[Collection entries]
- - - -

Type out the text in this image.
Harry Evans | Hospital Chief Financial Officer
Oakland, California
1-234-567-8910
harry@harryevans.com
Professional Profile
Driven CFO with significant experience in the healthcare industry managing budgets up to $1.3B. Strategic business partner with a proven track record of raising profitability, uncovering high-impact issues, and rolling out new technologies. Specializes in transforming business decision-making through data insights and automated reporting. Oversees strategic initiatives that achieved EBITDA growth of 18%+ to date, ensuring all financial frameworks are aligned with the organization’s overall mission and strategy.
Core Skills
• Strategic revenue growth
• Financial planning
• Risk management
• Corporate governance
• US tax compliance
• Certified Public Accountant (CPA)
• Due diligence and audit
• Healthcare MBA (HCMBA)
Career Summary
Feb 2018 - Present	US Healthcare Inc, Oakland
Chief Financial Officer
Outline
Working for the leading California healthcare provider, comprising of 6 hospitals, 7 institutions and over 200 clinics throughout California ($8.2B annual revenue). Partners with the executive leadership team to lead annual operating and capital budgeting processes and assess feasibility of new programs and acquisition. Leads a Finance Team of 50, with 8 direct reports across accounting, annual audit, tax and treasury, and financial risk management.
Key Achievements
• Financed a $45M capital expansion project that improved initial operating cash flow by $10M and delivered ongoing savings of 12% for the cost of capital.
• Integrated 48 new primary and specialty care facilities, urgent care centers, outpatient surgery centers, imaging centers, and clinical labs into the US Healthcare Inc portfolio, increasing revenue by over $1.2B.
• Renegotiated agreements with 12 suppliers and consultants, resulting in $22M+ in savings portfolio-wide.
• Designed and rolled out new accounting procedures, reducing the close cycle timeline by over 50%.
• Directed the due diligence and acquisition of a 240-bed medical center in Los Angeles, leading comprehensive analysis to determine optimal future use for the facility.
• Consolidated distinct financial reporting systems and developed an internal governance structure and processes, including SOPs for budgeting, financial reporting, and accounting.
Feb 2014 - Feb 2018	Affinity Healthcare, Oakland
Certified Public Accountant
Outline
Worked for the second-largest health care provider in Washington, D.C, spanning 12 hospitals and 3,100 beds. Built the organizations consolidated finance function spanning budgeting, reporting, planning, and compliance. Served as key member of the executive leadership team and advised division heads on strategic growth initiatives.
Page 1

- - - -

§ **TASK OBJECTIVE**: Find the word "savings" in the entries, and copy every line it shows up in.

§ **ANSWER**:
• Financed a $45M capital expansion project that improved initial operating cash flow by $10M and delivered ongoing savings of 12% for the cost of capital.
• Renegotiated agreements with 12 suppliers and consultants, resulting in $22M+ in savings portfolio-wide.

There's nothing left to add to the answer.